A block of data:
# # # # # # #

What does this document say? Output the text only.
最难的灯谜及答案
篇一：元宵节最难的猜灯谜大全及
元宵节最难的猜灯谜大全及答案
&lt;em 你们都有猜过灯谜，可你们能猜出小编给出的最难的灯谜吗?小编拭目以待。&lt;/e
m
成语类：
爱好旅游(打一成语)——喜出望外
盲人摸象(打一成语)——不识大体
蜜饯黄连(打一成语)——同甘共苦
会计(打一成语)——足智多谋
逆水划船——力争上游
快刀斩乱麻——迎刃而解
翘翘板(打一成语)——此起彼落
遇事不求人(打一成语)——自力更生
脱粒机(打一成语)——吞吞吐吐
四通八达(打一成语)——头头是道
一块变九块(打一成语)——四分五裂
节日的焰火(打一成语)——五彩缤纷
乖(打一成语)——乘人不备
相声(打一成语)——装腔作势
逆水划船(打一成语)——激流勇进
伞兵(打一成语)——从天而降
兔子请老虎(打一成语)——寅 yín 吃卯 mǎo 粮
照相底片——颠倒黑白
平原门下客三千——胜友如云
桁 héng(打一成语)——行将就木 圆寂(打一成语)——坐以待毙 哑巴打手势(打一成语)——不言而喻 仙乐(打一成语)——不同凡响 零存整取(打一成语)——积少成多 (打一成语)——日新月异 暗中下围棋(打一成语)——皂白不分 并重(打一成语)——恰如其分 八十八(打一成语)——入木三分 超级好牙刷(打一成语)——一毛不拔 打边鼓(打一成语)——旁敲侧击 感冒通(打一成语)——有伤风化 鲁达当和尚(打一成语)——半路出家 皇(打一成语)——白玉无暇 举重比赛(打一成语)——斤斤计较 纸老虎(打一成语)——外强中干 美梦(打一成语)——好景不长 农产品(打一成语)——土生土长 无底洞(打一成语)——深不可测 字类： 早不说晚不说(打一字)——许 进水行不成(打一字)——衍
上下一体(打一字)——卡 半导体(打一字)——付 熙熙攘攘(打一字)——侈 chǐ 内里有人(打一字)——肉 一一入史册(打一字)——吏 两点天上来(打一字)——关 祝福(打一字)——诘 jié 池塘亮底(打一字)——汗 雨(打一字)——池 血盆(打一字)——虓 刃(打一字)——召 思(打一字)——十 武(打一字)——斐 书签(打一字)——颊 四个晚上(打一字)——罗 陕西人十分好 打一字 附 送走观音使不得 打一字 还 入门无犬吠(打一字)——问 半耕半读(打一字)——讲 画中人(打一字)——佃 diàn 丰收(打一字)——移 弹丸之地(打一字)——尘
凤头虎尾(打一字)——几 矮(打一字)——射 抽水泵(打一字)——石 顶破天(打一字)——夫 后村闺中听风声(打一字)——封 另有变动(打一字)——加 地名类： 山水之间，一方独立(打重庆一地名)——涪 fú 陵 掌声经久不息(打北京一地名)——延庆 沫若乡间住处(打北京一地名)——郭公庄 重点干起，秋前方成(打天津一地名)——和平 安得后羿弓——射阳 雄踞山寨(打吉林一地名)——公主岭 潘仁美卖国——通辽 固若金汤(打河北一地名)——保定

# # # # # # #

Task to complete: Extract, word for word, each line of the listing above.

Answer to the problem:
What does this document say? Output the text only.
最难的灯谜及答案
篇一：元宵节最难的猜灯谜大全及
元宵节最难的猜灯谜大全及答案
&lt;em 你们都有猜过灯谜，可你们能猜出小编给出的最难的灯谜吗?小编拭目以待。&lt;/e
m
成语类：
爱好旅游(打一成语)——喜出望外
盲人摸象(打一成语)——不识大体
蜜饯黄连(打一成语)——同甘共苦
会计(打一成语)——足智多谋
逆水划船——力争上游
快刀斩乱麻——迎刃而解
翘翘板(打一成语)——此起彼落
遇事不求人(打一成语)——自力更生
脱粒机(打一成语)——吞吞吐吐
四通八达(打一成语)——头头是道
一块变九块(打一成语)——四分五裂
节日的焰火(打一成语)——五彩缤纷
乖(打一成语)——乘人不备
相声(打一成语)——装腔作势
逆水划船(打一成语)——激流勇进
伞兵(打一成语)——从天而降
兔子请老虎(打一成语)——寅 yín 吃卯 mǎo 粮
照相底片——颠倒黑白
平原门下客三千——胜友如云
桁 héng(打一成语)——行将就木 圆寂(打一成语)——坐以待毙 哑巴打手势(打一成语)——不言而喻 仙乐(打一成语)——不同凡响 零存整取(打一成语)——积少成多 (打一成语)——日新月异 暗中下围棋(打一成语)——皂白不分 并重(打一成语)——恰如其分 八十八(打一成语)——入木三分 超级好牙刷(打一成语)——一毛不拔 打边鼓(打一成语)——旁敲侧击 感冒通(打一成语)——有伤风化 鲁达当和尚(打一成语)——半路出家 皇(打一成语)——白玉无暇 举重比赛(打一成语)——斤斤计较 纸老虎(打一成语)——外强中干 美梦(打一成语)——好景不长 农产品(打一成语)——土生土长 无底洞(打一成语)——深不可测 字类： 早不说晚不说(打一字)——许 进水行不成(打一字)——衍
上下一体(打一字)——卡 半导体(打一字)——付 熙熙攘攘(打一字)——侈 chǐ 内里有人(打一字)——肉 一一入史册(打一字)——吏 两点天上来(打一字)——关 祝福(打一字)——诘 jié 池塘亮底(打一字)——汗 雨(打一字)——池 血盆(打一字)——虓 刃(打一字)——召 思(打一字)——十 武(打一字)——斐 书签(打一字)——颊 四个晚上(打一字)——罗 陕西人十分好 打一字 附 送走观音使不得 打一字 还 入门无犬吠(打一字)——问 半耕半读(打一字)——讲 画中人(打一字)——佃 diàn 丰收(打一字)——移 弹丸之地(打一字)——尘
凤头虎尾(打一字)——几 矮(打一字)——射 抽水泵(打一字)——石 顶破天(打一字)——夫 后村闺中听风声(打一字)——封 另有变动(打一字)——加 地名类： 山水之间，一方独立(打重庆一地名)——涪 fú 陵 掌声经久不息(打北京一地名)——延庆 沫若乡间住处(打北京一地名)——郭公庄 重点干起，秋前方成(打天津一地名)——和平 安得后羿弓——射阳 雄踞山寨(打吉林一地名)——公主岭 潘仁美卖国——通辽 固若金汤(打河北一地名)——保定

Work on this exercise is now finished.